Short task:
Copy out each line of the listing that has the word "sublabel" in it.
-- Begin --
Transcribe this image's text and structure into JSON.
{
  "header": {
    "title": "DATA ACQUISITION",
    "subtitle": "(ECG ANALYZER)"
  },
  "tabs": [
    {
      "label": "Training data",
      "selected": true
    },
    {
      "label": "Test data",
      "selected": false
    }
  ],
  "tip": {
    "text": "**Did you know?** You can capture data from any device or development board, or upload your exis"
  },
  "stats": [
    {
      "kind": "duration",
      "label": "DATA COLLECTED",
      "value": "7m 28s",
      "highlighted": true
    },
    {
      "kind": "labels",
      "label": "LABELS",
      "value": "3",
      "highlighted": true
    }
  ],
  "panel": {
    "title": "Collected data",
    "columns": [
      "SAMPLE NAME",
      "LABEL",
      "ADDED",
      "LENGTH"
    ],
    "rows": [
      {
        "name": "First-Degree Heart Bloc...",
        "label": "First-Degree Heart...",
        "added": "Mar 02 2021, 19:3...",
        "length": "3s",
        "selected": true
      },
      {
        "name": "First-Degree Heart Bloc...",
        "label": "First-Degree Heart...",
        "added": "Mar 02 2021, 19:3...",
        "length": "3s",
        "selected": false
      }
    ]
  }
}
-- End --
-- Begin --
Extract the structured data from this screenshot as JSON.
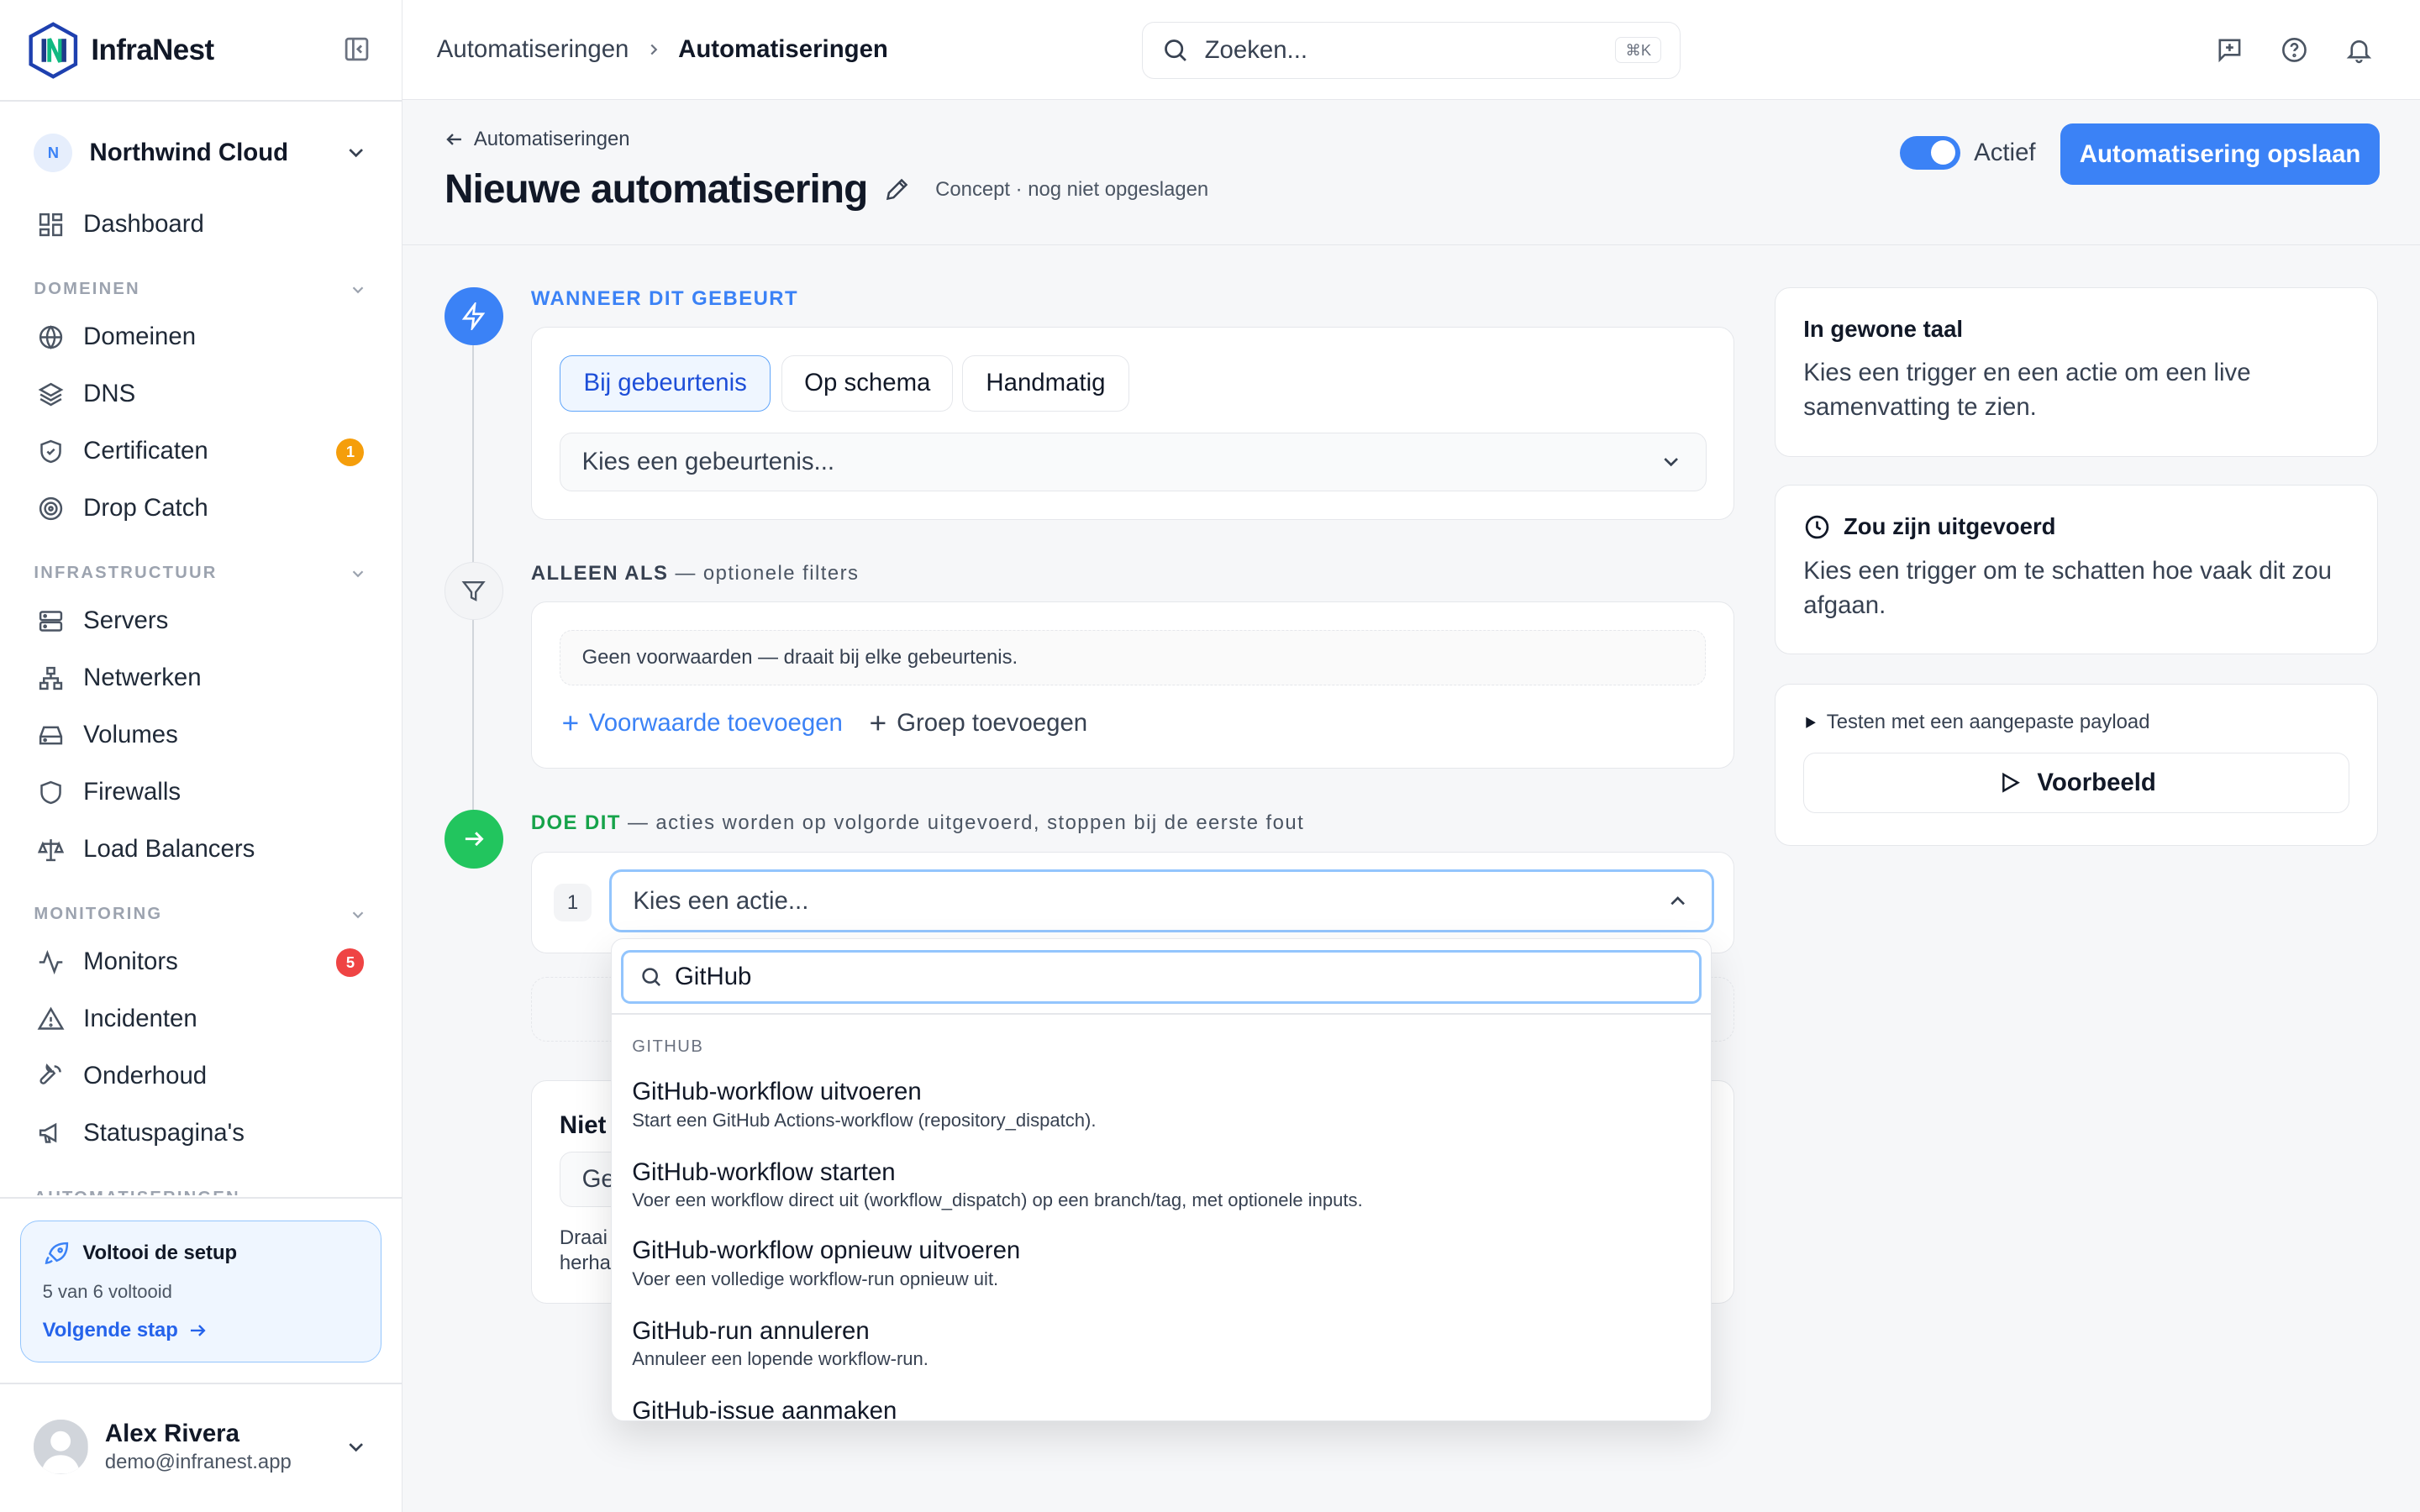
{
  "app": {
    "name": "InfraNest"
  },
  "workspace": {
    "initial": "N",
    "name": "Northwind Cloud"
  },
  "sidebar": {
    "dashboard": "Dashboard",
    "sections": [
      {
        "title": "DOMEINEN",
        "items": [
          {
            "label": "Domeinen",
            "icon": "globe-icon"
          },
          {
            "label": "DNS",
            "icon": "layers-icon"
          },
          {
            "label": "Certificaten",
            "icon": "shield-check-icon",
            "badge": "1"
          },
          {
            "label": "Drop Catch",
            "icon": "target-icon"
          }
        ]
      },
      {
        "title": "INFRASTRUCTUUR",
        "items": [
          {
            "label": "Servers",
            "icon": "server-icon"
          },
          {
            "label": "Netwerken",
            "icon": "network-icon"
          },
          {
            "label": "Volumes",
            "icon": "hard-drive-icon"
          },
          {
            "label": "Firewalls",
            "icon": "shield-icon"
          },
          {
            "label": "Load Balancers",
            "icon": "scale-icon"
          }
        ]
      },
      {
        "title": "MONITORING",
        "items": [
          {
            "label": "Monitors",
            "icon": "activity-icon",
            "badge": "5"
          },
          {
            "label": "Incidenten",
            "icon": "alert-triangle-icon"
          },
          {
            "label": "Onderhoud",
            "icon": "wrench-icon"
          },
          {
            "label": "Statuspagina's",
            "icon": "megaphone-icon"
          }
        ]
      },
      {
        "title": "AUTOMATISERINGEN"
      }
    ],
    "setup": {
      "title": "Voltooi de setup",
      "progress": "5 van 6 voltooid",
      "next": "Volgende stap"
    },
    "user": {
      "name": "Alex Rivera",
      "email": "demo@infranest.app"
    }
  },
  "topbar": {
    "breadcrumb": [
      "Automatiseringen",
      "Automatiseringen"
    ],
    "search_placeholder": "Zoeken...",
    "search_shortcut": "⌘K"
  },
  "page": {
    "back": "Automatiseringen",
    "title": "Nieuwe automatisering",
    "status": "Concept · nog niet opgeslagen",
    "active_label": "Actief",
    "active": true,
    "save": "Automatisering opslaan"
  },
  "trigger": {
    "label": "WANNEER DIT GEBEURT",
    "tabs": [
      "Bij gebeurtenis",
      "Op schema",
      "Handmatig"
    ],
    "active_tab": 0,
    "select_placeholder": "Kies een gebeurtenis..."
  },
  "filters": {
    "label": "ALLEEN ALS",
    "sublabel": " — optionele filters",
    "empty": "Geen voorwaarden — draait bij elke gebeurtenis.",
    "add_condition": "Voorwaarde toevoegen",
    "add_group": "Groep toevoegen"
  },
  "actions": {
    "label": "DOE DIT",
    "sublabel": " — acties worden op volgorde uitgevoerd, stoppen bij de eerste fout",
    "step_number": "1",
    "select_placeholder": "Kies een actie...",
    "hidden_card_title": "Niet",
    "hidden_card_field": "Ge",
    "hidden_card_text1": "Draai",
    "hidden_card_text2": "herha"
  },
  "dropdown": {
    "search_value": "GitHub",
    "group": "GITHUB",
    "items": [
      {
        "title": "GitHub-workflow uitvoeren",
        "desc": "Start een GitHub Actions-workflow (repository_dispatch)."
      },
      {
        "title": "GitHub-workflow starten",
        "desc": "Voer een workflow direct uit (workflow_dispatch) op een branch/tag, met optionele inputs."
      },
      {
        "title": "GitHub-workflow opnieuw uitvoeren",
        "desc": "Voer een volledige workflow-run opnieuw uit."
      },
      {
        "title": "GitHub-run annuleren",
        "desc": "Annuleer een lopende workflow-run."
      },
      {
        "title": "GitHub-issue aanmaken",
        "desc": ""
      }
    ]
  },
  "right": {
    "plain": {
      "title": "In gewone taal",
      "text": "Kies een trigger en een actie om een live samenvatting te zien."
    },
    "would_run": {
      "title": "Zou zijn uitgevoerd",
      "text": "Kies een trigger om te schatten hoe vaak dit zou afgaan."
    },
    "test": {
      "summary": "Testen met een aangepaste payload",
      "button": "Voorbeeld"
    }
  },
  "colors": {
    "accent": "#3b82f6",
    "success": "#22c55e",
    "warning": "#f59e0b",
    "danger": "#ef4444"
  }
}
-- End --
-- Begin --
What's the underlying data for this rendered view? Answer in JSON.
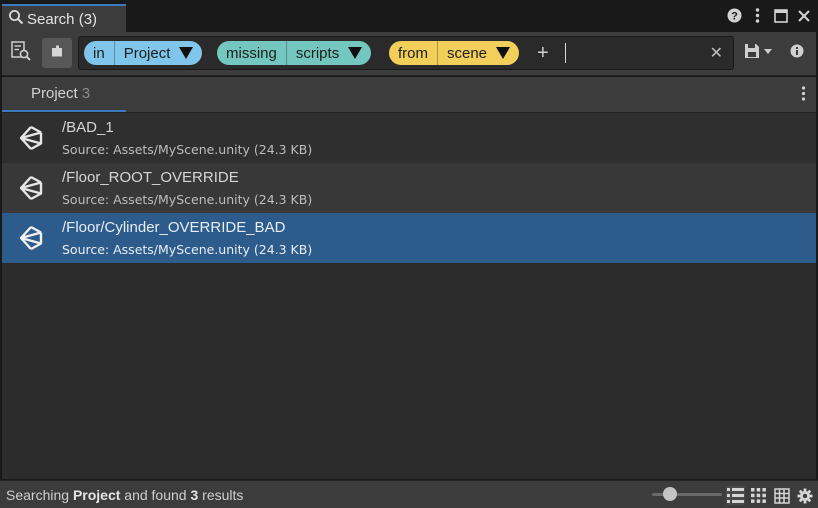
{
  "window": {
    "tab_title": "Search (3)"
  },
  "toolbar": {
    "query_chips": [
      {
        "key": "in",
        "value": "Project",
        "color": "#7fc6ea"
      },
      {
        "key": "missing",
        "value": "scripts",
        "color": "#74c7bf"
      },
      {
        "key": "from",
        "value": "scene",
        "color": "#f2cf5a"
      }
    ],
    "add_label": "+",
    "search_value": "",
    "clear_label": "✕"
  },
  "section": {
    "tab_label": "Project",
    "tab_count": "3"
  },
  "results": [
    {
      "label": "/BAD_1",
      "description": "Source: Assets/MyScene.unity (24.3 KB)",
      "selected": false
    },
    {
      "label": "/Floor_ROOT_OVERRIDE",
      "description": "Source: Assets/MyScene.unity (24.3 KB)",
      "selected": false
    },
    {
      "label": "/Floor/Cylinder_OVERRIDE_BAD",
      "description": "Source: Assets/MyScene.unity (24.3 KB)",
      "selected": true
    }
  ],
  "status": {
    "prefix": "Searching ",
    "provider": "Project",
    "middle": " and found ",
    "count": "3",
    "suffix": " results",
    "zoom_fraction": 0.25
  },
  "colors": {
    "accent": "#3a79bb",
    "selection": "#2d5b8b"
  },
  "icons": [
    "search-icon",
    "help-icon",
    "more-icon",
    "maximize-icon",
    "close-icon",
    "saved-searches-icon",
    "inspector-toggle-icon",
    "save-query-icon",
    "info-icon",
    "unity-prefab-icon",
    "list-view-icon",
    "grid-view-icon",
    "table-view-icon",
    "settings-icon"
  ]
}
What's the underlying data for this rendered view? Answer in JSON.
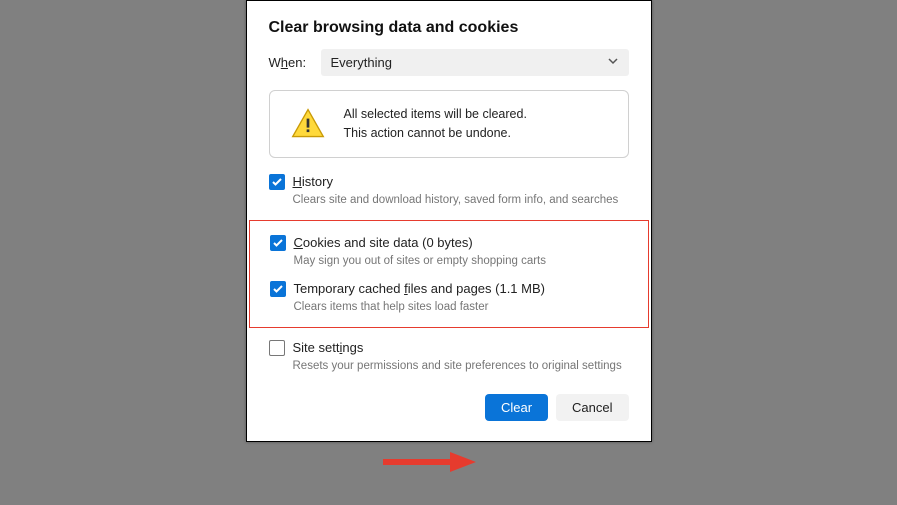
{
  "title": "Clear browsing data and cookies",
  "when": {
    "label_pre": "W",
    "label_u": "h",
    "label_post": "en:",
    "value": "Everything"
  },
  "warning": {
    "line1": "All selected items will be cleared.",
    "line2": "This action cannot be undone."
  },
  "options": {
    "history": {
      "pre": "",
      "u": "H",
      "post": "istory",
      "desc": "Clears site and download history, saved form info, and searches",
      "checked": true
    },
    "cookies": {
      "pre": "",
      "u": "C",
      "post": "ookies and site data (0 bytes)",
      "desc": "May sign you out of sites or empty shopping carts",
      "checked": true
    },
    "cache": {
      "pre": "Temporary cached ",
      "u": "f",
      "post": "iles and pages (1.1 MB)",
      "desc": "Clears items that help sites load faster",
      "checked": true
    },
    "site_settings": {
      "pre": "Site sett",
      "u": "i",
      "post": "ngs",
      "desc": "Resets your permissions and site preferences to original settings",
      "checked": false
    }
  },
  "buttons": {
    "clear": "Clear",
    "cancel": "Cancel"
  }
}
-- End --
Solution for this problem:
    "sublabel": " — optionele filters",
    "sublabel": " — acties worden op volgorde uitgevoerd, stoppen bij de eerste fout",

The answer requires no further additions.